§ **Task prompt**
Can you copy out the data exactly? Leave the images out.
Information given start
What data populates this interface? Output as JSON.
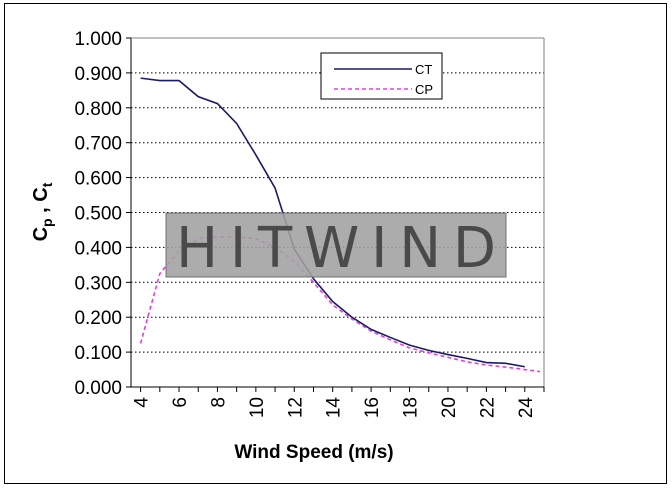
{
  "chart_data": {
    "type": "line",
    "title": "",
    "xlabel": "Wind Speed (m/s)",
    "ylabel_main": "C",
    "ylabel_sub1": "p",
    "ylabel_sep": " , C",
    "ylabel_sub2": "t",
    "xlim": [
      3.5,
      25
    ],
    "ylim": [
      0,
      1.0
    ],
    "x_ticks": [
      4,
      6,
      8,
      10,
      12,
      14,
      16,
      18,
      20,
      22,
      24
    ],
    "y_ticks": [
      "0.000",
      "0.100",
      "0.200",
      "0.300",
      "0.400",
      "0.500",
      "0.600",
      "0.700",
      "0.800",
      "0.900",
      "1.000"
    ],
    "y_tick_values": [
      0,
      0.1,
      0.2,
      0.3,
      0.4,
      0.5,
      0.6,
      0.7,
      0.8,
      0.9,
      1.0
    ],
    "grid": "horizontal-dotted",
    "legend": "top-right",
    "series": [
      {
        "name": "CT",
        "color": "#1a1a66",
        "style": "solid",
        "x": [
          4,
          5,
          6,
          7,
          8,
          9,
          10,
          11,
          12,
          13,
          14,
          15,
          16,
          17,
          18,
          19,
          20,
          21,
          22,
          23,
          24
        ],
        "y": [
          0.885,
          0.878,
          0.878,
          0.832,
          0.812,
          0.755,
          0.665,
          0.57,
          0.395,
          0.31,
          0.245,
          0.2,
          0.165,
          0.142,
          0.12,
          0.105,
          0.093,
          0.082,
          0.07,
          0.068,
          0.058
        ]
      },
      {
        "name": "CP",
        "color": "#e040e0",
        "style": "dashed",
        "x": [
          4,
          5,
          6,
          7,
          8,
          9,
          10,
          11,
          12,
          13,
          14,
          15,
          16,
          17,
          18,
          19,
          20,
          21,
          22,
          23,
          24,
          24.8
        ],
        "y": [
          0.125,
          0.325,
          0.39,
          0.425,
          0.43,
          0.43,
          0.425,
          0.4,
          0.36,
          0.3,
          0.235,
          0.195,
          0.16,
          0.135,
          0.112,
          0.098,
          0.085,
          0.072,
          0.063,
          0.057,
          0.05,
          0.044
        ]
      }
    ]
  },
  "watermark": {
    "text": "HITWIND",
    "color": "#a0a0a0"
  }
}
Information given end
§ **Final result**
What data populates this interface? Output as JSON.
{
  "chart_data": {
    "type": "line",
    "title": "",
    "xlabel": "Wind Speed (m/s)",
    "ylabel_main": "C",
    "ylabel_sub1": "p",
    "ylabel_sep": " , C",
    "ylabel_sub2": "t",
    "xlim": [
      3.5,
      25
    ],
    "ylim": [
      0,
      1.0
    ],
    "x_ticks": [
      4,
      6,
      8,
      10,
      12,
      14,
      16,
      18,
      20,
      22,
      24
    ],
    "y_ticks": [
      "0.000",
      "0.100",
      "0.200",
      "0.300",
      "0.400",
      "0.500",
      "0.600",
      "0.700",
      "0.800",
      "0.900",
      "1.000"
    ],
    "y_tick_values": [
      0,
      0.1,
      0.2,
      0.3,
      0.4,
      0.5,
      0.6,
      0.7,
      0.8,
      0.9,
      1.0
    ],
    "grid": "horizontal-dotted",
    "legend": "top-right",
    "series": [
      {
        "name": "CT",
        "color": "#1a1a66",
        "style": "solid",
        "x": [
          4,
          5,
          6,
          7,
          8,
          9,
          10,
          11,
          12,
          13,
          14,
          15,
          16,
          17,
          18,
          19,
          20,
          21,
          22,
          23,
          24
        ],
        "y": [
          0.885,
          0.878,
          0.878,
          0.832,
          0.812,
          0.755,
          0.665,
          0.57,
          0.395,
          0.31,
          0.245,
          0.2,
          0.165,
          0.142,
          0.12,
          0.105,
          0.093,
          0.082,
          0.07,
          0.068,
          0.058
        ]
      },
      {
        "name": "CP",
        "color": "#e040e0",
        "style": "dashed",
        "x": [
          4,
          5,
          6,
          7,
          8,
          9,
          10,
          11,
          12,
          13,
          14,
          15,
          16,
          17,
          18,
          19,
          20,
          21,
          22,
          23,
          24,
          24.8
        ],
        "y": [
          0.125,
          0.325,
          0.39,
          0.425,
          0.43,
          0.43,
          0.425,
          0.4,
          0.36,
          0.3,
          0.235,
          0.195,
          0.16,
          0.135,
          0.112,
          0.098,
          0.085,
          0.072,
          0.063,
          0.057,
          0.05,
          0.044
        ]
      }
    ]
  },
  "watermark": {
    "text": "HITWIND",
    "color": "#a0a0a0"
  }
}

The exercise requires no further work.